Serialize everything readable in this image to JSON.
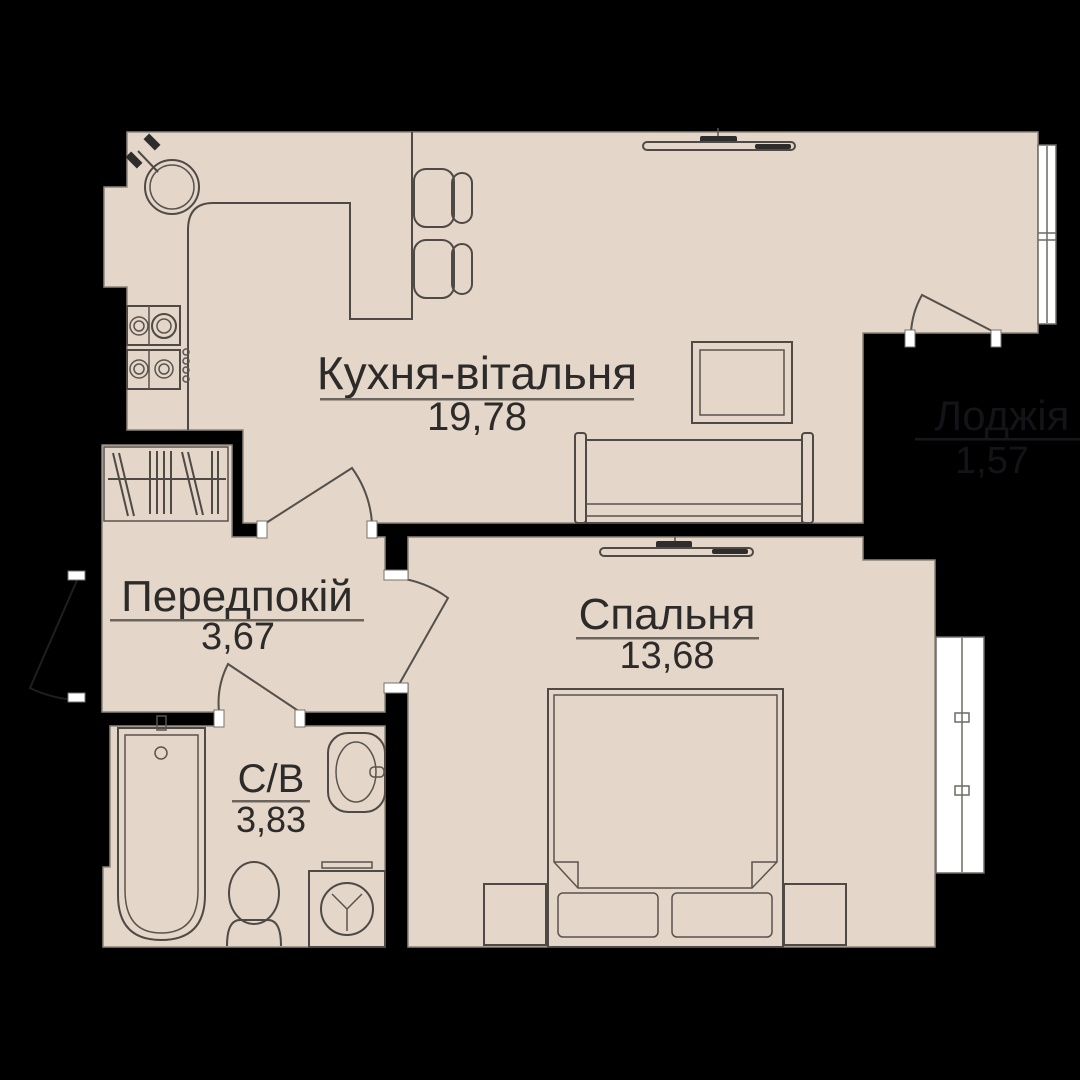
{
  "plan": {
    "title": "Apartment floor plan",
    "rooms": [
      {
        "id": "kitchen-living",
        "label": "Кухня-вітальня",
        "area": "19,78"
      },
      {
        "id": "bedroom",
        "label": "Спальня",
        "area": "13,68"
      },
      {
        "id": "hallway",
        "label": "Передпокій",
        "area": "3,67"
      },
      {
        "id": "bathroom",
        "label": "С/В",
        "area": "3,83"
      },
      {
        "id": "loggia",
        "label": "Лоджія",
        "area": "1,57"
      }
    ],
    "colors": {
      "background": "#000000",
      "floor": "#e4d6c9",
      "wall_edge": "#8d857c",
      "furniture_line": "#4f4a45",
      "text": "#2d2b29",
      "underline": "#6b655e",
      "window_white": "#ffffff",
      "loggia_muted_text": "#131318"
    }
  }
}
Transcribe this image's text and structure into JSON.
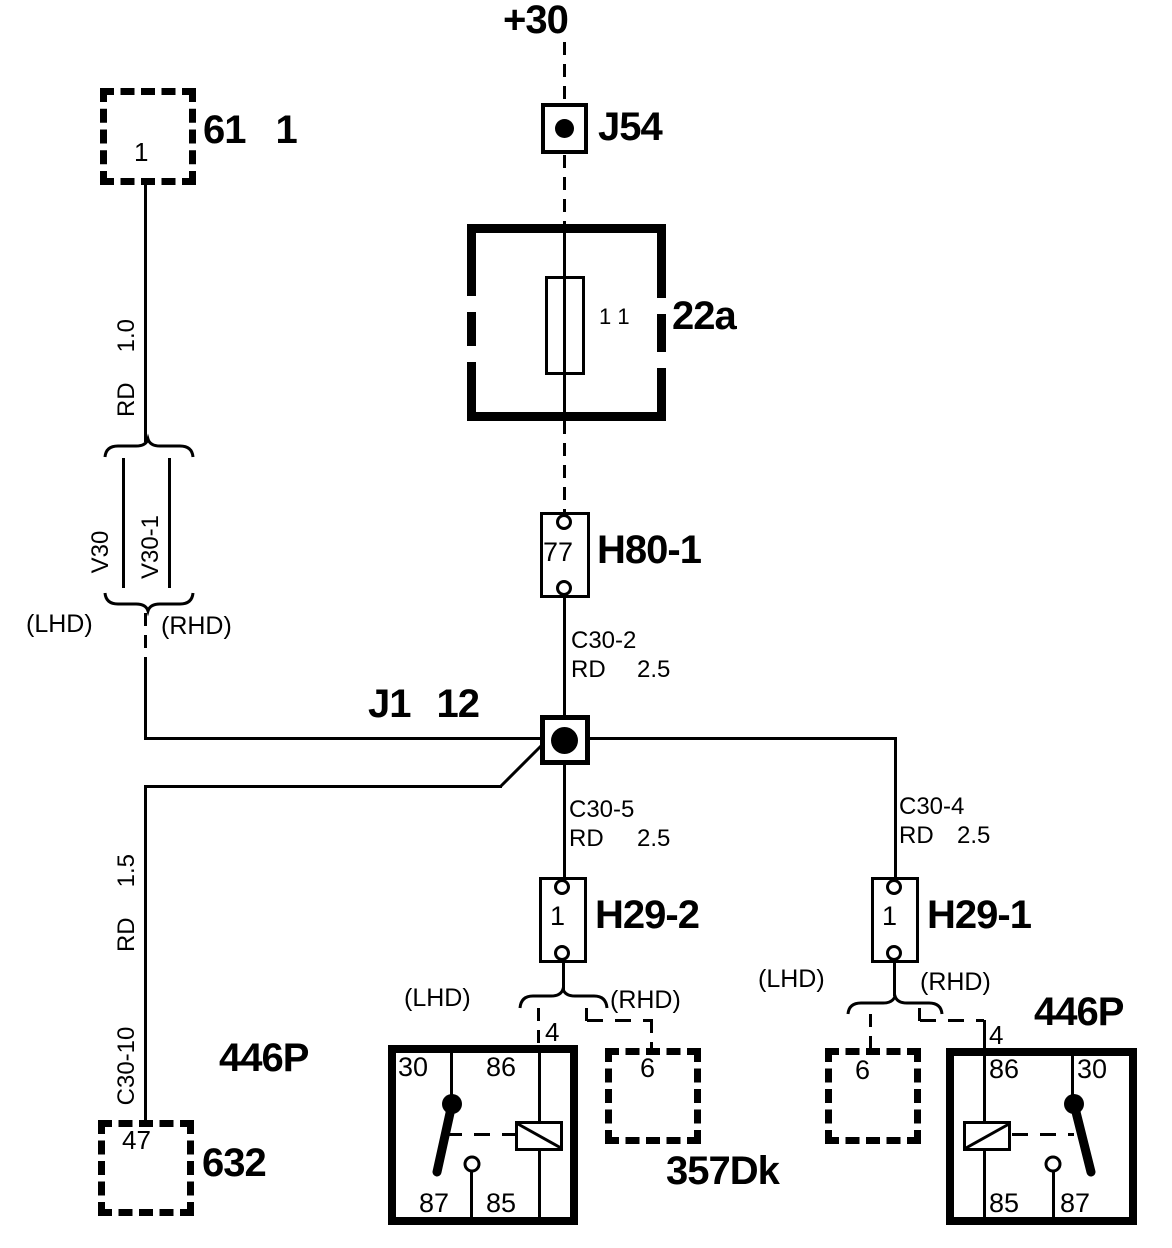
{
  "colors": {
    "ink": "#000000",
    "paper": "#ffffff"
  },
  "power_feed": {
    "label": "+30"
  },
  "j54": {
    "label": "J54"
  },
  "conn_61": {
    "label": "61",
    "ref": "1",
    "pin": "1"
  },
  "fuse_22a": {
    "label": "22a",
    "pins": "1 1"
  },
  "h80_1": {
    "label": "H80-1",
    "pin": "77"
  },
  "j1": {
    "label": "J1",
    "ref": "12"
  },
  "h29_2": {
    "label": "H29-2",
    "pin": "1"
  },
  "h29_1": {
    "label": "H29-1",
    "pin": "1"
  },
  "conn_632": {
    "label": "632",
    "pin": "47"
  },
  "conn_357dk": {
    "label": "357Dk",
    "pin_mid": "6",
    "pin_right": "6"
  },
  "relay_left": {
    "label": "446P",
    "feed_pin": "4",
    "pin_tl": "30",
    "pin_tr": "86",
    "pin_bl": "87",
    "pin_br": "85"
  },
  "relay_right": {
    "label": "446P",
    "feed_pin": "4",
    "pin_tl": "86",
    "pin_tr": "30",
    "pin_bl": "85",
    "pin_br": "87"
  },
  "wires": {
    "rd_10": {
      "color": "RD",
      "gauge": "1.0"
    },
    "rd_15": {
      "color": "RD",
      "gauge": "1.5",
      "pin": "C30-10"
    },
    "c30_2": {
      "pin": "C30-2",
      "color": "RD",
      "gauge": "2.5"
    },
    "c30_5": {
      "pin": "C30-5",
      "color": "RD",
      "gauge": "2.5"
    },
    "c30_4": {
      "pin": "C30-4",
      "color": "RD",
      "gauge": "2.5"
    }
  },
  "harness": {
    "v30": "V30",
    "v30_1": "V30-1"
  },
  "variant_labels": {
    "lhd": "(LHD)",
    "rhd": "(RHD)"
  }
}
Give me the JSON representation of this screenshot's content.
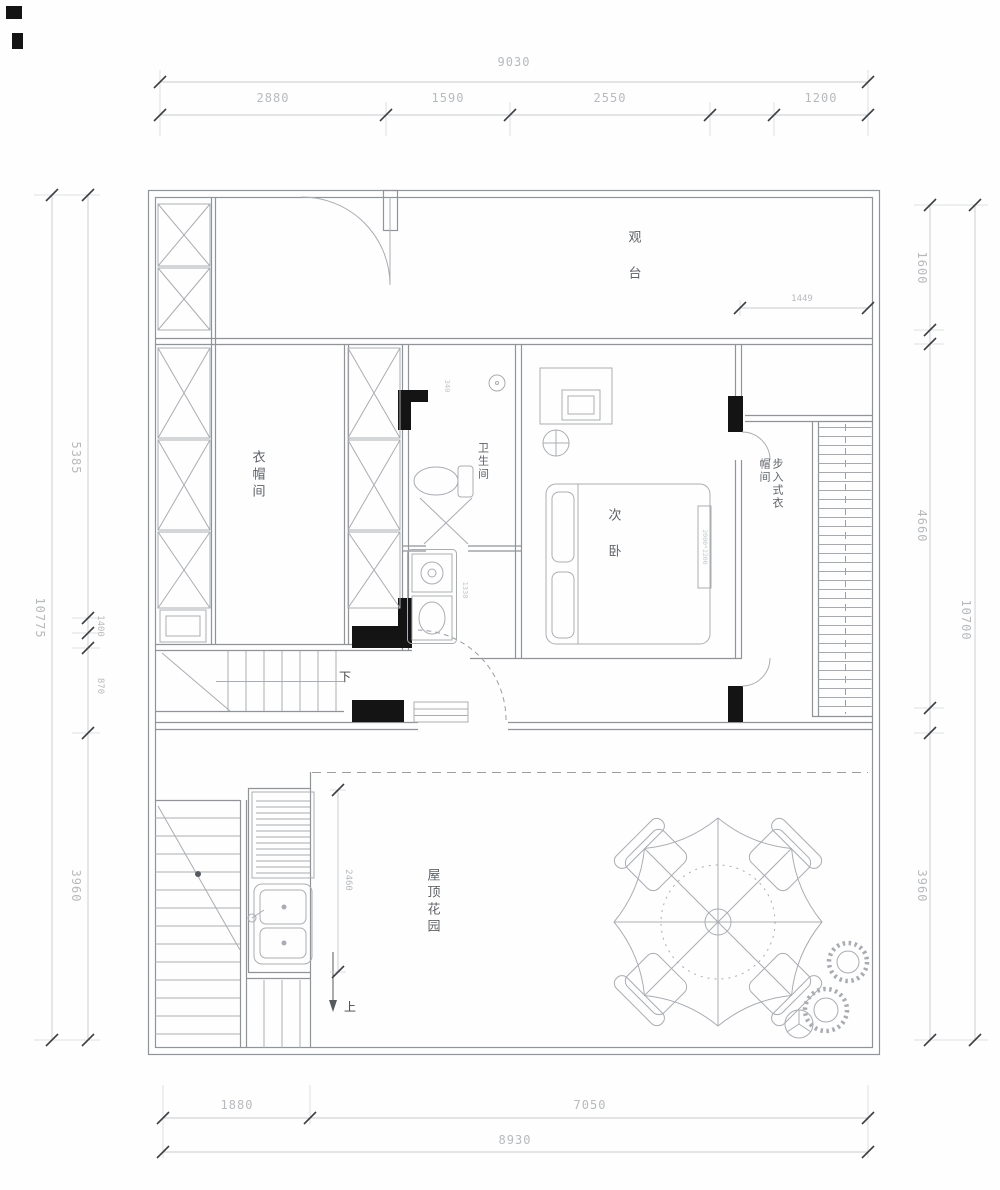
{
  "meta": {
    "type": "architectural-floor-plan",
    "floor": "roof-level"
  },
  "colors": {
    "wall_line": "#8f9499",
    "fixture_line": "#a9adb2",
    "dim_line": "#c6c9cc",
    "dim_text": "#b7babd",
    "room_text": "#5e6267",
    "wall_fill": "#141414"
  },
  "rooms": {
    "deck": "观 台",
    "cloak": "衣帽间",
    "bath": "卫生间",
    "bedroom": "次 卧",
    "walkin": "步入式衣\n帽间",
    "garden": "屋顶花园"
  },
  "stairs": {
    "down": "下",
    "up": "上"
  },
  "dims": {
    "top": {
      "overall": "9030",
      "s1": "2880",
      "s2": "1590",
      "s3": "2550",
      "s4": "1200"
    },
    "bottom": {
      "overall": "8930",
      "s1": "1880",
      "s2": "7050"
    },
    "left": {
      "overall": "10775",
      "s1": "5385",
      "s2": "1400",
      "s3": "870",
      "s4": "3960"
    },
    "right": {
      "overall": "10700",
      "s1": "1600",
      "s2": "4660",
      "s3": "3960"
    },
    "detail": {
      "deck": "1449",
      "kitchen": "2460",
      "bath": "340",
      "vanity": "1330",
      "bed": "2000*2200"
    }
  }
}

◆ **EXERCISE DESCRIPTION**
In the listing above, locate each line with "JSON" and copy it.

◆ **EXERCISE SOLUTION**
Serialize everything readable in this image to JSON.
Transcribe this image's text and structure into JSON.
Give me the JSON representation of this screenshot's content.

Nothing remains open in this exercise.